_Supplied data_
[Start]

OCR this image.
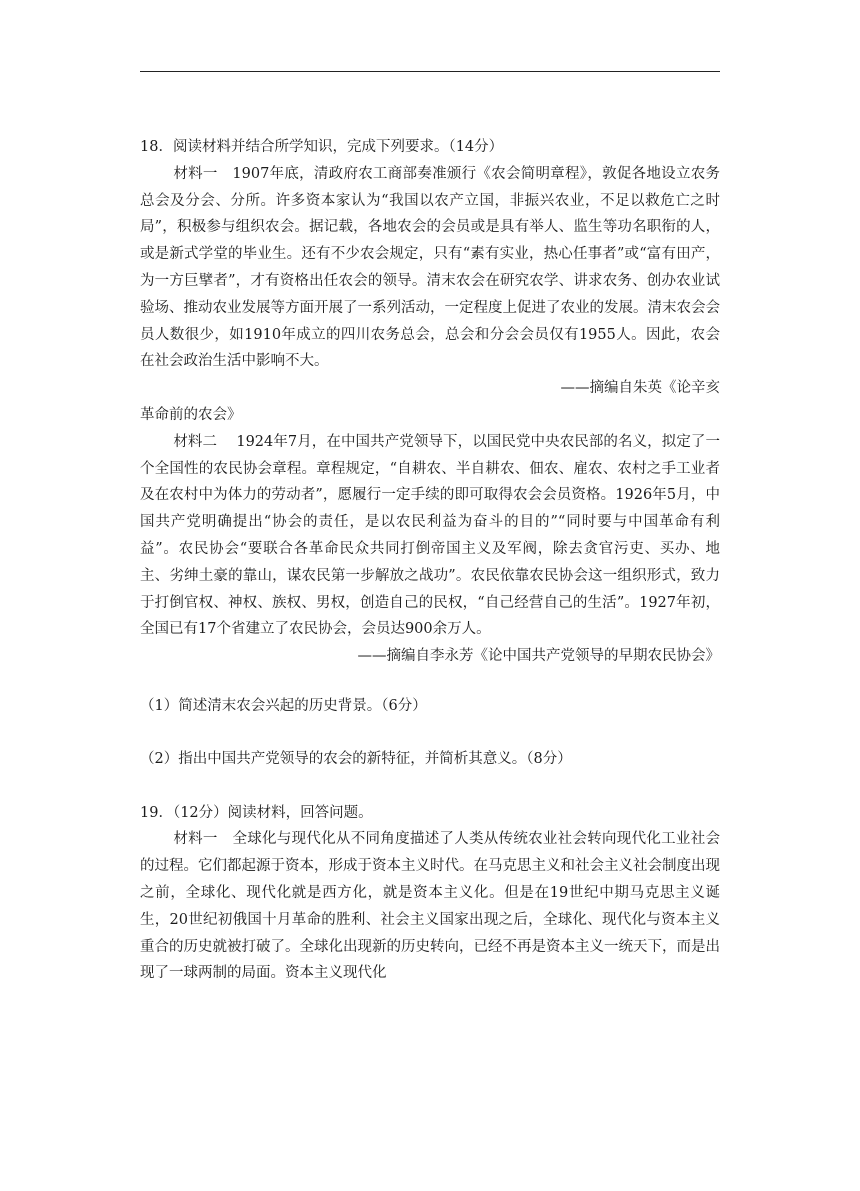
18．阅读材料并结合所学知识，完成下列要求。（14分）

材料一　1907年底，清政府农工商部奏准颁行《农会简明章程》，敦促各地设立农务总会及分会、分所。许多资本家认为“我国以农产立国，非振兴农业，不足以救危亡之时局”，积极参与组织农会。据记载，各地农会的会员或是具有举人、监生等功名职衔的人，或是新式学堂的毕业生。还有不少农会规定，只有“素有实业，热心任事者”或“富有田产，为一方巨擘者”，才有资格出任农会的领导。清末农会在研究农学、讲求农务、创办农业试验场、推动农业发展等方面开展了一系列活动，一定程度上促进了农业的发展。清末农会会员人数很少，如1910年成立的四川农务总会，总会和分会会员仅有1955人。因此，农会在社会政治生活中影响不大。

——摘编自朱英《论辛亥

革命前的农会》

材料二　 1924年7月，在中国共产党领导下，以国民党中央农民部的名义，拟定了一个全国性的农民协会章程。章程规定，“自耕农、半自耕农、佃农、雇农、农村之手工业者及在农村中为体力的劳动者”，愿履行一定手续的即可取得农会会员资格。1926年5月，中国共产党明确提出“协会的责任，是以农民利益为奋斗的目的”“同时要与中国革命有利益”。农民协会“要联合各革命民众共同打倒帝国主义及军阀，除去贪官污吏、买办、地主、劣绅土豪的靠山，谋农民第一步解放之战功”。农民依靠农民协会这一组织形式，致力于打倒官权、神权、族权、男权，创造自己的民权，“自己经营自己的生活”。1927年初，全国已有17个省建立了农民协会，会员达900余万人。

——摘编自李永芳《论中国共产党领导的早期农民协会》

（1）简述清末农会兴起的历史背景。（6分）

（2）指出中国共产党领导的农会的新特征，并简析其意义。（8分）

19．（12分）阅读材料，回答问题。

材料一　全球化与现代化从不同角度描述了人类从传统农业社会转向现代化工业社会的过程。它们都起源于资本，形成于资本主义时代。在马克思主义和社会主义社会制度出现之前，全球化、现代化就是西方化，就是资本主义化。但是在19世纪中期马克思主义诞生，20世纪初俄国十月革命的胜利、社会主义国家出现之后，全球化、现代化与资本主义重合的历史就被打破了。全球化出现新的历史转向，已经不再是资本主义一统天下，而是出现了一球两制的局面。资本主义现代化
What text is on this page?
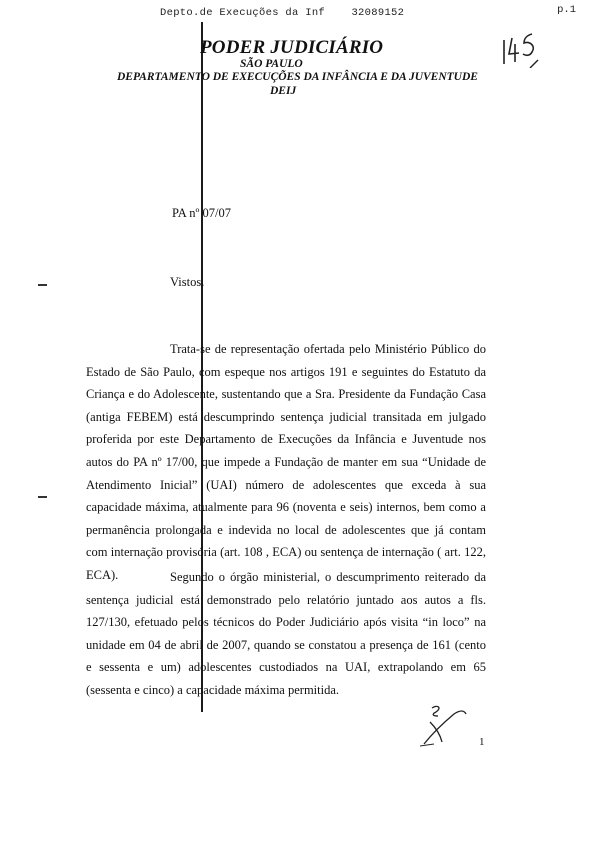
Depto.de Execuções da Inf	32089152	p.1
PODER JUDICIÁRIO
SÃO PAULO
DEPARTAMENTO DE EXECUÇÕES DA INFÂNCIA E DA JUVENTUDE
DEIJ
PA nº 07/07
Vistos.

Trata-se de representação ofertada pelo Ministério Público do Estado de São Paulo, com espeque nos artigos 191 e seguintes do Estatuto da Criança e do Adolescente, sustentando que a Sra. Presidente da Fundação Casa (antiga FEBEM) está descumprindo sentença judicial transitada em julgado proferida por este Departamento de Execuções da Infância e Juventude nos autos do PA nº 17/00, que impede a Fundação de manter em sua “Unidade de Atendimento Inicial” (UAI) número de adolescentes que exceda à sua capacidade máxima, atualmente para 96 (noventa e seis) internos, bem como a permanência prolongada e indevida no local de adolescentes que já contam com internação provisória (art. 108 , ECA) ou sentença de internação ( art. 122, ECA).	Segundo o órgão ministerial, o descumprimento reiterado da sentença judicial está demonstrado pelo relatório juntado aos autos a fls. 127/130, efetuado pelos técnicos do Poder Judiciário após visita “in loco” na unidade em 04 de abril de 2007, quando se constatou a presença de 161 (cento e sessenta e um) adolescentes custodiados na UAI, extrapolando em 65 (sessenta e cinco) a capacidade máxima permitida.

1
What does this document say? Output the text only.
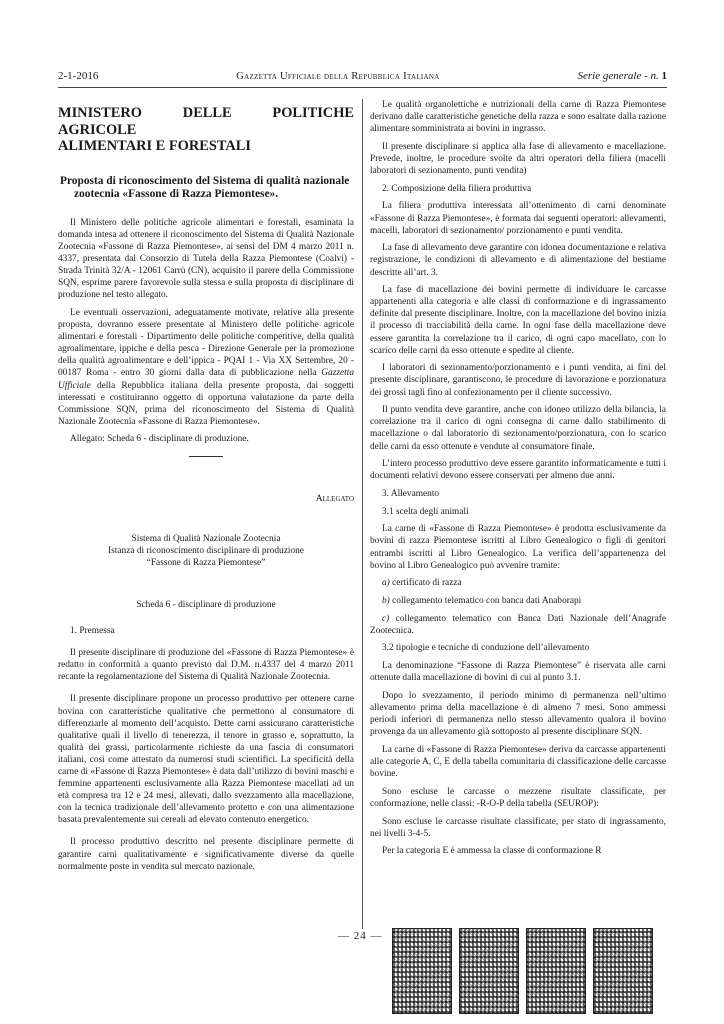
2-1-2016	Gazzetta Ufficiale della Repubblica Italiana	Serie generale - n. 1

MINISTERO DELLE POLITICHE AGRICOLE
ALIMENTARI E FORESTALI

Proposta di riconoscimento del Sistema di qualità nazionale
zootecnia «Fassone di Razza Piemontese».

Il Ministero delle politiche agricole alimentari e forestali, esaminata la domanda intesa ad ottenere il riconoscimento del Sistema di Qualità Nazionale Zootecnia «Fassone di Razza Piemontese», ai sensi del DM 4 marzo 2011 n. 4337, presentata dal Consorzio di Tutela della Razza Piemontese (Coalvi) - Strada Trinità 32/A - 12061 Carrù (CN), acquisito il parere della Commissione SQN, esprime parere favorevole sulla stessa e sulla proposta di disciplinare di produzione nel testo allegato.

Le eventuali osservazioni, adeguatamente motivate, relative alla presente proposta, dovranno essere presentate al Ministero delle politiche agricole alimentari e forestali - Dipartimento delle politiche competitive, della qualità agroalimentare, ippiche e della pesca - Direzione Generale per la promozione della qualità agroalimentare e dell’ippica - PQAI 1 - Via XX Settembre, 20 - 00187 Roma - entro 30 giorni dalla data di pubblicazione nella Gazzetta Ufficiale della Repubblica italiana della presente proposta, dai soggetti interessati e costituiranno oggetto di opportuna valutazione da parte della Commissione SQN, prima del riconoscimento del Sistema di Qualità Nazionale Zootecnia «Fassone di Razza Piemontese».

Allegato: Scheda 6 - disciplinare di produzione.

Allegato

Sistema di Qualità Nazionale Zootecnia
Istanza di riconoscimento disciplinare di produzione
“Fassone di Razza Piemontese”

Scheda 6 - disciplinare di produzione

1. Premessa

Il presente disciplinare di produzione del «Fassone di Razza Piemontese» è redatto in conformità a quanto previsto dal D.M. n.4337 del 4 marzo 2011 recante la regolamentazione del Sistema di Qualità Nazionale Zootecnia.

Il presente disciplinare propone un processo produttivo per ottenere carne bovina con caratteristiche qualitative che permettono al consumatore di differenziarle al momento dell’acquisto. Dette carni assicurano caratteristiche qualitative quali il livello di tenerezza, il tenore in grasso e, soprattutto, la qualità dei grassi, particolarmente richieste da una fascia di consumatori italiani, così come attestato da numerosi studi scientifici. La specificità della carne di «Fassone di Razza Piemontese» è data dall’utilizzo di bovini maschi e femmine appartenenti esclusivamente alla Razza Piemontese macellati ad un età compresa tra 12 e 24 mesi, allevati, dallo svezzamento alla macellazione, con la tecnica tradizionale dell’allevamento protetto e con una alimentazione basata prevalentemente sui cereali ad elevato contenuto energetico.

Il processo produttivo descritto nel presente disciplinare permette di garantire carni qualitativamente e significativamente diverse da quelle normalmente poste in vendita sul mercato nazionale.

Le qualità organolettiche e nutrizionali della carne di Razza Piemontese derivano dalle caratteristiche genetiche della razza e sono esaltate dalla razione alimentare somministrata ai bovini in ingrasso.

Il presente disciplinare si applica alla fase di allevamento e macellazione. Prevede, inoltre, le procedure svolte da altri operatori della filiera (macelli laboratori di sezionamento, punti vendita)

2. Composizione della filiera produttiva

La filiera produttiva interessata all’ottenimento di carni denominate «Fassone di Razza Piemontese», è formata dai seguenti operatori: allevamenti, macelli, laboratori di sezionamento/ porzionamento e punti vendita.

La fase di allevamento deve garantire con idonea documentazione e relativa registrazione, le condizioni di allevamento e di alimentazione del bestiame descritte all’art. 3.

La fase di macellazione dei bovini permette di individuare le carcasse appartenenti alla categoria e alle classi di conformazione e di ingrassamento definite dal presente disciplinare. Inoltre, con la macellazione del bovino inizia il processo di tracciabilità della carne. In ogni fase della macellazione deve essere garantita la correlazione tra il carico, di ogni capo macellato, con lo scarico delle carni da esso ottenute e spedite al cliente.

I laboratori di sezionamento/porzionamento e i punti vendita, ai fini del presente disciplinare, garantiscono, le procedure di lavorazione e porzionatura dei grossi tagli fino al confezionamento per il cliente successivo.

Il punto vendita deve garantire, anche con idoneo utilizzo della bilancia, la correlazione tra il carico di ogni consegna di carne dallo stabilimento di macellazione o dal laboratorio di sezionamento/porzionatura, con lo scarico delle carni da esso ottenute e vendute al consumatore finale.

L’intero processo produttivo deve essere garantito informaticamente e tutti i documenti relativi devono essere conservati per almeno due anni.

3. Allevamento

3.1 scelta degli animali

La carne di «Fassone di Razza Piemontese» è prodotta esclusivamente da bovini di razza Piemontese iscritti al Libro Genealogico o figli di genitori entrambi iscritti al Libro Genealogico. La verifica dell’appartenenza del bovino al Libro Genealogico può avvenire tramite:

a) certificato di razza

b) collegamento telematico con banca dati Anaborapi

c) collegamento telematico con Banca Dati Nazionale dell’Anagrafe Zootecnica.

3.2 tipologie e tecniche di conduzione dell’allevamento

La denominazione “Fassone di Razza Piemontese” è riservata alle carni ottenute dalla macellazione di bovini di cui al punto 3.1.

Dopo lo svezzamento, il periodo minimo di permanenza nell’ultimo allevamento prima della macellazione è di almeno 7 mesi. Sono ammessi periodi inferiori di permanenza nello stesso allevamento qualora il bovino provenga da un allevamento già sottoposto al presente disciplinare SQN.

La carne di «Fassone di Razza Piemontese» deriva da carcasse appartenenti alle categorie A, C, E della tabella comunitaria di classificazione delle carcasse bovine.

Sono escluse le carcasse o mezzene risultate classificate, per conformazione, nelle classi: -R-O-P della tabella (SEUROP):

Sono escluse le carcasse risultate classificate, per stato di ingrassamento, nei livelli 3-4-5.

Per la categoria E è ammessa la classe di conformazione R

— 24 —
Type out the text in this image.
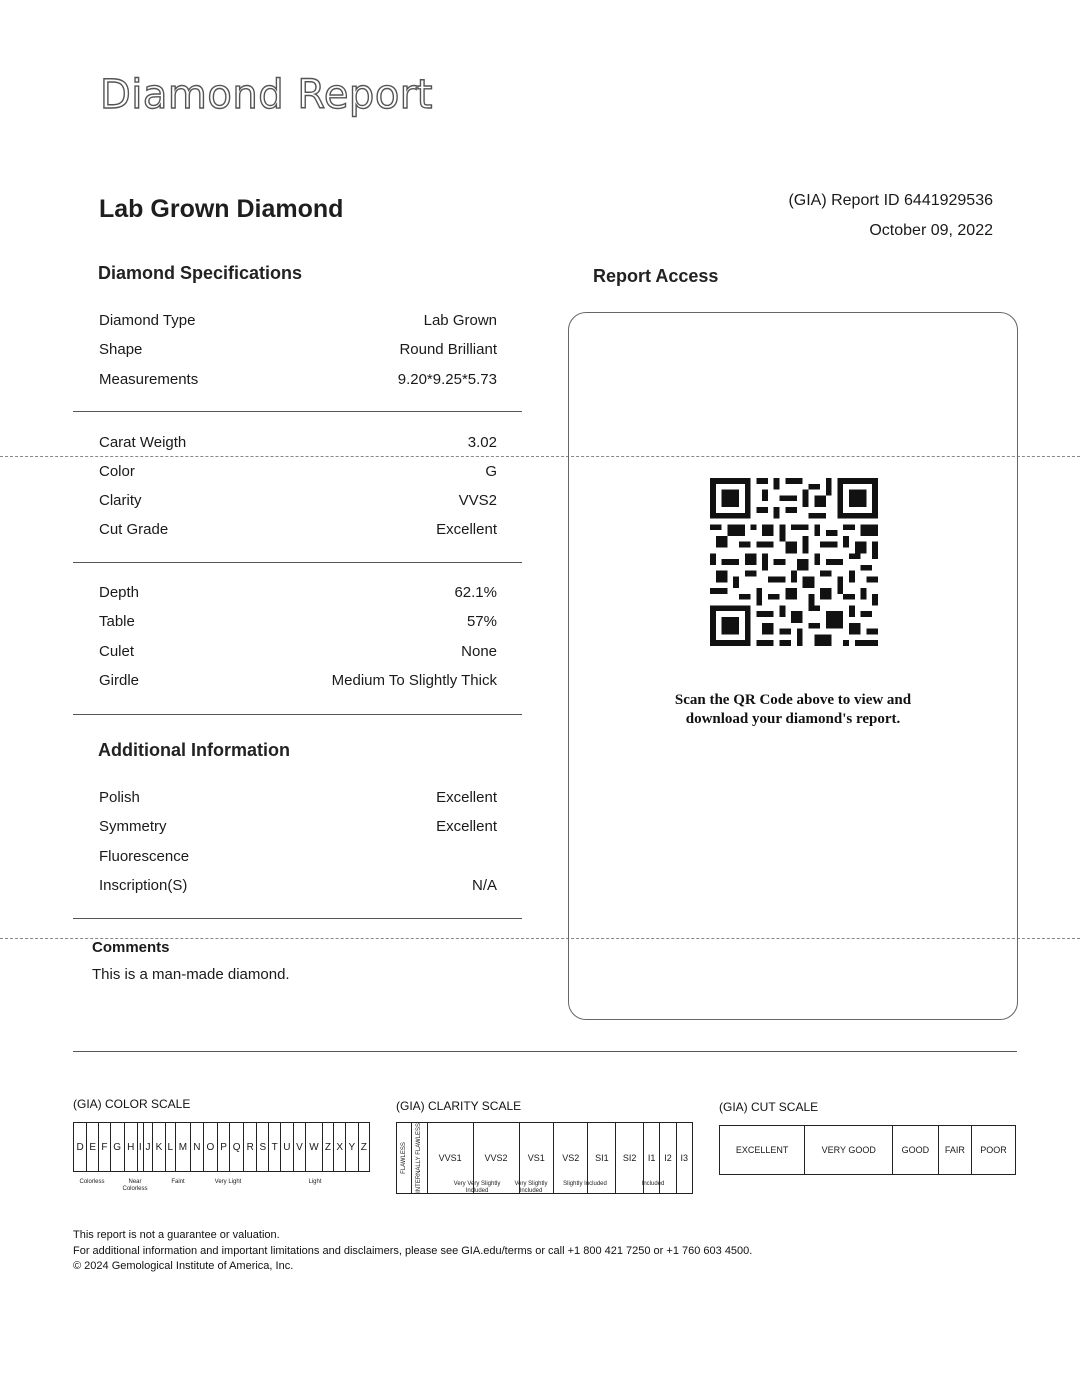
Diamond Report
Lab Grown Diamond	(GIA) Report ID 6441929536
October 09, 2022
Diamond Specifications
Diamond Type	Lab Grown
Shape	Round Brilliant
Measurements	9.20*9.25*5.73
Carat Weigth	3.02
Color	G
Clarity	VVS2
Cut Grade	Excellent
Depth	62.1%
Table	57%
Culet	None
Girdle	Medium To Slightly Thick
Additional Information
Polish	Excellent
Symmetry	Excellent
Fluorescence
Inscription(S)	N/A
Comments
This is a man-made diamond.
Report Access
Scan the QR Code above to view and
download your diamond's report.
(GIA) COLOR SCALE
D	E	F	G	H	I	J	K	L	M	N	O	P	Q	R	S	T	U	V	W	Z	X	Y	Z
Colorless	Near Colorless
Faint	Very Light	Light
(GIA) CLARITY SCALE
FLAWLESS	INTERNALLY FLAWLESS	VVS1	VVS2	VS1	VS2	SI1	SI2	I1	I2	I3
Very Very Slightly Included
Very Slightly Included
Slightly Included	Included
(GIA) CUT SCALE
EXCELLENT	VERY GOOD	GOOD	FAIR	POOR
This report is not a guarantee or valuation.
For additional information and important limitations and disclaimers, please see GIA.edu/terms or call +1 800 421 7250 or +1 760 603 4500.
© 2024 Gemological Institute of America, Inc.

[End]

_Given exercise_
Which lines above contain the word "ingrassamento"? Copy each of them.

_Full answer_
La fase di macellazione dei bovini permette di individuare le carcasse appartenenti alla categoria e alle classi di conformazione e di ingrassamento definite dal presente disciplinare. Inoltre, con la macellazione del bovino inizia il processo di tracciabilità della carne. In ogni fase della macellazione deve essere garantita la correlazione tra il carico, di ogni capo macellato, con lo scarico delle carni da esso ottenute e spedite al cliente.
Sono escluse le carcasse risultate classificate, per stato di ingrassamento, nei livelli 3-4-5.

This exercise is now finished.